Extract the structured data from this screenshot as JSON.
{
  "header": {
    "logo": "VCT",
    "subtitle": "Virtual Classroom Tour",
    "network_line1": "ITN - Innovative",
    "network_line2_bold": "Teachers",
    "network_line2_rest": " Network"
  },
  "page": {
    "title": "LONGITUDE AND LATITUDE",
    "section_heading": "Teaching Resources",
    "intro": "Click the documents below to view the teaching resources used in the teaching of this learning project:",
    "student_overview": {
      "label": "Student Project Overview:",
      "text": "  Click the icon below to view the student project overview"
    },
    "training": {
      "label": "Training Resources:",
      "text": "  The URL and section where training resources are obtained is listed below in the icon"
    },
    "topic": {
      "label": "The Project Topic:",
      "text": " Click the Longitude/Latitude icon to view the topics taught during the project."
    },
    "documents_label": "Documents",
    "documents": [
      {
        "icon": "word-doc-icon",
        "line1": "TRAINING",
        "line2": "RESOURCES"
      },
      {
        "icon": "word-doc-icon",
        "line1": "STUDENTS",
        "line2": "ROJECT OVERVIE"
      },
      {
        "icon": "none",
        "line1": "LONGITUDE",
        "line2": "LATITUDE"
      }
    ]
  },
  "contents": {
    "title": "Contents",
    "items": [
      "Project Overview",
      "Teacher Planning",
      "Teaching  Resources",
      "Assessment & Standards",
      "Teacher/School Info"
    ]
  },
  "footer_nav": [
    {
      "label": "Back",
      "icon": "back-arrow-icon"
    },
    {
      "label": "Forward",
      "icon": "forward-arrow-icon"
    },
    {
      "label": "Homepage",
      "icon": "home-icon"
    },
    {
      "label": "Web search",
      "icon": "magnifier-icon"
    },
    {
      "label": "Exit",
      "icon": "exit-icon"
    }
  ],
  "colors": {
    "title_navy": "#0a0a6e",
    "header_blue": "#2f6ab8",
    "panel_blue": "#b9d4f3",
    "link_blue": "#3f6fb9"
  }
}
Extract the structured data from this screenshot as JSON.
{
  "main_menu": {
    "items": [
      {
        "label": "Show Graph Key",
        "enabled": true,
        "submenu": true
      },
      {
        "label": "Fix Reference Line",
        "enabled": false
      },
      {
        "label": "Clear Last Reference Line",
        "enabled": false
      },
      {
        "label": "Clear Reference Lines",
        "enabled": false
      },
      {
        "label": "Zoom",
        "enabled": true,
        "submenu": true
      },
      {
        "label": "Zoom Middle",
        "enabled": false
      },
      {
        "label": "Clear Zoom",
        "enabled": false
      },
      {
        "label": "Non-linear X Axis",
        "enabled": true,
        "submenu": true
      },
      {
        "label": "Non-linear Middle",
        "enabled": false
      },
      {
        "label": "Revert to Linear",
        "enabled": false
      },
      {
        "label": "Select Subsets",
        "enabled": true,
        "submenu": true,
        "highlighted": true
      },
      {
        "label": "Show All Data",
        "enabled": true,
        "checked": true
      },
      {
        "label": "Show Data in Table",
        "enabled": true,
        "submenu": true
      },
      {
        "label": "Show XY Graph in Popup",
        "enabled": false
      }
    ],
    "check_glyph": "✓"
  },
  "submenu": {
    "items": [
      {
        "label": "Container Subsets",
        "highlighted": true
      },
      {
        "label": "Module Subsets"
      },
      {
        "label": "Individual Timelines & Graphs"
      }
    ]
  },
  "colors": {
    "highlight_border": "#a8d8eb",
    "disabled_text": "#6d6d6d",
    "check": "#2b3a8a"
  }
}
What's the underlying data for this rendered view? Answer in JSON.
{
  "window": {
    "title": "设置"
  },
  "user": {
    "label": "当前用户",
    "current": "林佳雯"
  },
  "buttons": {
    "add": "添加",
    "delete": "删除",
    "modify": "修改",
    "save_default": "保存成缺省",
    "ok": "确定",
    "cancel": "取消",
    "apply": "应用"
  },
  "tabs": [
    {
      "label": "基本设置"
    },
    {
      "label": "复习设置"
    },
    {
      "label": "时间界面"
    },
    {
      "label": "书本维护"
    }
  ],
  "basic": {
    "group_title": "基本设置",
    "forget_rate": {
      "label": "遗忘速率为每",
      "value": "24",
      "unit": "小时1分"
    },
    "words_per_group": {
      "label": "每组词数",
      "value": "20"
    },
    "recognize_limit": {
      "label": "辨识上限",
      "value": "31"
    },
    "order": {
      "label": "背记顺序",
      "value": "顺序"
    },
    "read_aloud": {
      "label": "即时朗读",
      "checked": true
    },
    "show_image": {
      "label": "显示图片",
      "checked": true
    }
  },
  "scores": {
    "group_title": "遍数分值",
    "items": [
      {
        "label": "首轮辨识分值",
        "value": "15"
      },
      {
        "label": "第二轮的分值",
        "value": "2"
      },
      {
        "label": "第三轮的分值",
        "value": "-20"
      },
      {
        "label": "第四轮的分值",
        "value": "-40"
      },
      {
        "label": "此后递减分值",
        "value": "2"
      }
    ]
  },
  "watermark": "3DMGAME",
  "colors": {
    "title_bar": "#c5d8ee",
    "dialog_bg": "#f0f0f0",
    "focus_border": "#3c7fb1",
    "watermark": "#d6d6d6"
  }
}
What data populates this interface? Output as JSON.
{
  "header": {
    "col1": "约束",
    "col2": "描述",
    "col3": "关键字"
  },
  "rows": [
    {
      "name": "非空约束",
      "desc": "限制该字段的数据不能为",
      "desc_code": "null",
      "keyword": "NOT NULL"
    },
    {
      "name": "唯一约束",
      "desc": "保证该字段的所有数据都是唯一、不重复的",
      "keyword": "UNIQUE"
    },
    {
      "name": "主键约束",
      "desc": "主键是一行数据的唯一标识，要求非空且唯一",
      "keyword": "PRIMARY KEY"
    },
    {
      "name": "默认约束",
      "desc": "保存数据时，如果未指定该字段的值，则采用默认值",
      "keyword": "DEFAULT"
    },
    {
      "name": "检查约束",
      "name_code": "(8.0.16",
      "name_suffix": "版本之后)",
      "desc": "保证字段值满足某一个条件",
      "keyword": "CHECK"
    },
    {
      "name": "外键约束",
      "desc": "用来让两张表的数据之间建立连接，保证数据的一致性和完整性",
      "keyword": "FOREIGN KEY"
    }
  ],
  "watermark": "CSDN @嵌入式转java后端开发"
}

****

Type out all of the material again, word for word.

### Final answer:
Extract the structured data from this screenshot as JSON.
{
  "header": {
    "logo": "VCT",
    "subtitle": "Virtual Classroom Tour",
    "network_line1": "ITN - Innovative",
    "network_line2_bold": "Teachers",
    "network_line2_rest": " Network"
  },
  "page": {
    "title": "LONGITUDE AND LATITUDE",
    "section_heading": "Teaching Resources",
    "intro": "Click the documents below to view the teaching resources used in the teaching of this learning project:",
    "student_overview": {
      "label": "Student Project Overview:",
      "text": "  Click the icon below to view the student project overview"
    },
    "training": {
      "label": "Training Resources:",
      "text": "  The URL and section where training resources are obtained is listed below in the icon"
    },
    "topic": {
      "label": "The Project Topic:",
      "text": " Click the Longitude/Latitude icon to view the topics taught during the project."
    },
    "documents_label": "Documents",
    "documents": [
      {
        "icon": "word-doc-icon",
        "line1": "TRAINING",
        "line2": "RESOURCES"
      },
      {
        "icon": "word-doc-icon",
        "line1": "STUDENTS",
        "line2": "ROJECT OVERVIE"
      },
      {
        "icon": "none",
        "line1": "LONGITUDE",
        "line2": "LATITUDE"
      }
    ]
  },
  "contents": {
    "title": "Contents",
    "items": [
      "Project Overview",
      "Teacher Planning",
      "Teaching  Resources",
      "Assessment & Standards",
      "Teacher/School Info"
    ]
  },
  "footer_nav": [
    {
      "label": "Back",
      "icon": "back-arrow-icon"
    },
    {
      "label": "Forward",
      "icon": "forward-arrow-icon"
    },
    {
      "label": "Homepage",
      "icon": "home-icon"
    },
    {
      "label": "Web search",
      "icon": "magnifier-icon"
    },
    {
      "label": "Exit",
      "icon": "exit-icon"
    }
  ],
  "colors": {
    "title_navy": "#0a0a6e",
    "header_blue": "#2f6ab8",
    "panel_blue": "#b9d4f3",
    "link_blue": "#3f6fb9"
  }
}
Extract the structured data from this screenshot as JSON.
{
  "main_menu": {
    "items": [
      {
        "label": "Show Graph Key",
        "enabled": true,
        "submenu": true
      },
      {
        "label": "Fix Reference Line",
        "enabled": false
      },
      {
        "label": "Clear Last Reference Line",
        "enabled": false
      },
      {
        "label": "Clear Reference Lines",
        "enabled": false
      },
      {
        "label": "Zoom",
        "enabled": true,
        "submenu": true
      },
      {
        "label": "Zoom Middle",
        "enabled": false
      },
      {
        "label": "Clear Zoom",
        "enabled": false
      },
      {
        "label": "Non-linear X Axis",
        "enabled": true,
        "submenu": true
      },
      {
        "label": "Non-linear Middle",
        "enabled": false
      },
      {
        "label": "Revert to Linear",
        "enabled": false
      },
      {
        "label": "Select Subsets",
        "enabled": true,
        "submenu": true,
        "highlighted": true
      },
      {
        "label": "Show All Data",
        "enabled": true,
        "checked": true
      },
      {
        "label": "Show Data in Table",
        "enabled": true,
        "submenu": true
      },
      {
        "label": "Show XY Graph in Popup",
        "enabled": false
      }
    ],
    "check_glyph": "✓"
  },
  "submenu": {
    "items": [
      {
        "label": "Container Subsets",
        "highlighted": true
      },
      {
        "label": "Module Subsets"
      },
      {
        "label": "Individual Timelines & Graphs"
      }
    ]
  },
  "colors": {
    "highlight_border": "#a8d8eb",
    "disabled_text": "#6d6d6d",
    "check": "#2b3a8a"
  }
}
What's the underlying data for this rendered view? Answer in JSON.
{
  "window": {
    "title": "设置"
  },
  "user": {
    "label": "当前用户",
    "current": "林佳雯"
  },
  "buttons": {
    "add": "添加",
    "delete": "删除",
    "modify": "修改",
    "save_default": "保存成缺省",
    "ok": "确定",
    "cancel": "取消",
    "apply": "应用"
  },
  "tabs": [
    {
      "label": "基本设置"
    },
    {
      "label": "复习设置"
    },
    {
      "label": "时间界面"
    },
    {
      "label": "书本维护"
    }
  ],
  "basic": {
    "group_title": "基本设置",
    "forget_rate": {
      "label": "遗忘速率为每",
      "value": "24",
      "unit": "小时1分"
    },
    "words_per_group": {
      "label": "每组词数",
      "value": "20"
    },
    "recognize_limit": {
      "label": "辨识上限",
      "value": "31"
    },
    "order": {
      "label": "背记顺序",
      "value": "顺序"
    },
    "read_aloud": {
      "label": "即时朗读",
      "checked": true
    },
    "show_image": {
      "label": "显示图片",
      "checked": true
    }
  },
  "scores": {
    "group_title": "遍数分值",
    "items": [
      {
        "label": "首轮辨识分值",
        "value": "15"
      },
      {
        "label": "第二轮的分值",
        "value": "2"
      },
      {
        "label": "第三轮的分值",
        "value": "-20"
      },
      {
        "label": "第四轮的分值",
        "value": "-40"
      },
      {
        "label": "此后递减分值",
        "value": "2"
      }
    ]
  },
  "watermark": "3DMGAME",
  "colors": {
    "title_bar": "#c5d8ee",
    "dialog_bg": "#f0f0f0",
    "focus_border": "#3c7fb1",
    "watermark": "#d6d6d6"
  }
}
What data populates this interface? Output as JSON.
{
  "header": {
    "col1": "约束",
    "col2": "描述",
    "col3": "关键字"
  },
  "rows": [
    {
      "name": "非空约束",
      "desc": "限制该字段的数据不能为",
      "desc_code": "null",
      "keyword": "NOT NULL"
    },
    {
      "name": "唯一约束",
      "desc": "保证该字段的所有数据都是唯一、不重复的",
      "keyword": "UNIQUE"
    },
    {
      "name": "主键约束",
      "desc": "主键是一行数据的唯一标识，要求非空且唯一",
      "keyword": "PRIMARY KEY"
    },
    {
      "name": "默认约束",
      "desc": "保存数据时，如果未指定该字段的值，则采用默认值",
      "keyword": "DEFAULT"
    },
    {
      "name": "检查约束",
      "name_code": "(8.0.16",
      "name_suffix": "版本之后)",
      "desc": "保证字段值满足某一个条件",
      "keyword": "CHECK"
    },
    {
      "name": "外键约束",
      "desc": "用来让两张表的数据之间建立连接，保证数据的一致性和完整性",
      "keyword": "FOREIGN KEY"
    }
  ],
  "watermark": "CSDN @嵌入式转java后端开发"
}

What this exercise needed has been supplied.